**Task directions**
The data below is to be returned in full and exactly.

(Data listing)
* * * * *

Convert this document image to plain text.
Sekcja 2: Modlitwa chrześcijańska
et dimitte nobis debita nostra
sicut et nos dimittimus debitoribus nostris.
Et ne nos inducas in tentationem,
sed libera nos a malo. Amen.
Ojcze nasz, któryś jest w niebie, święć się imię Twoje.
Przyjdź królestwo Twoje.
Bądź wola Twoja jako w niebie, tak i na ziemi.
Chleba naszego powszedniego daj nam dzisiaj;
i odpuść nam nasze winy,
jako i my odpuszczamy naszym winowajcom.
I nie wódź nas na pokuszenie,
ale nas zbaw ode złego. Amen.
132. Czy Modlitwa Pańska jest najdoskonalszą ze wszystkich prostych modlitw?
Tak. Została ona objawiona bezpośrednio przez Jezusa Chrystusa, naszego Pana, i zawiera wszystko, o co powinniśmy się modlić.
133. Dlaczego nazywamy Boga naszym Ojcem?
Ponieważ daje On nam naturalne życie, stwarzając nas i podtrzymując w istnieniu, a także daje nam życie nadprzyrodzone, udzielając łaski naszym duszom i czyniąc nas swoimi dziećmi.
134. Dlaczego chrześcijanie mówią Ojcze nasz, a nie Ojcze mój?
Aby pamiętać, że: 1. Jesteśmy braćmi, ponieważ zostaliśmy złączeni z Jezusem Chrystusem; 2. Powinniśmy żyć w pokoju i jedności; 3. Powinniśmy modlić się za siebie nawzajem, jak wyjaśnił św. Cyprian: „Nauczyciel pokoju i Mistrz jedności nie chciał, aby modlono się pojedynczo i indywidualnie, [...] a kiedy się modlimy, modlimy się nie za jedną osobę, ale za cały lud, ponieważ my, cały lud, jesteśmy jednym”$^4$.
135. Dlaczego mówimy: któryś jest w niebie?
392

* * * * *

**Result of the exercise**
Convert this document image to plain text.
Sekcja 2: Modlitwa chrześcijańska
et dimitte nobis debita nostra
sicut et nos dimittimus debitoribus nostris.
Et ne nos inducas in tentationem,
sed libera nos a malo. Amen.
Ojcze nasz, któryś jest w niebie, święć się imię Twoje.
Przyjdź królestwo Twoje.
Bądź wola Twoja jako w niebie, tak i na ziemi.
Chleba naszego powszedniego daj nam dzisiaj;
i odpuść nam nasze winy,
jako i my odpuszczamy naszym winowajcom.
I nie wódź nas na pokuszenie,
ale nas zbaw ode złego. Amen.
132. Czy Modlitwa Pańska jest najdoskonalszą ze wszystkich prostych modlitw?
Tak. Została ona objawiona bezpośrednio przez Jezusa Chrystusa, naszego Pana, i zawiera wszystko, o co powinniśmy się modlić.
133. Dlaczego nazywamy Boga naszym Ojcem?
Ponieważ daje On nam naturalne życie, stwarzając nas i podtrzymując w istnieniu, a także daje nam życie nadprzyrodzone, udzielając łaski naszym duszom i czyniąc nas swoimi dziećmi.
134. Dlaczego chrześcijanie mówią Ojcze nasz, a nie Ojcze mój?
Aby pamiętać, że: 1. Jesteśmy braćmi, ponieważ zostaliśmy złączeni z Jezusem Chrystusem; 2. Powinniśmy żyć w pokoju i jedności; 3. Powinniśmy modlić się za siebie nawzajem, jak wyjaśnił św. Cyprian: „Nauczyciel pokoju i Mistrz jedności nie chciał, aby modlono się pojedynczo i indywidualnie, [...] a kiedy się modlimy, modlimy się nie za jedną osobę, ale za cały lud, ponieważ my, cały lud, jesteśmy jednym”$^4$.
135. Dlaczego mówimy: któryś jest w niebie?
392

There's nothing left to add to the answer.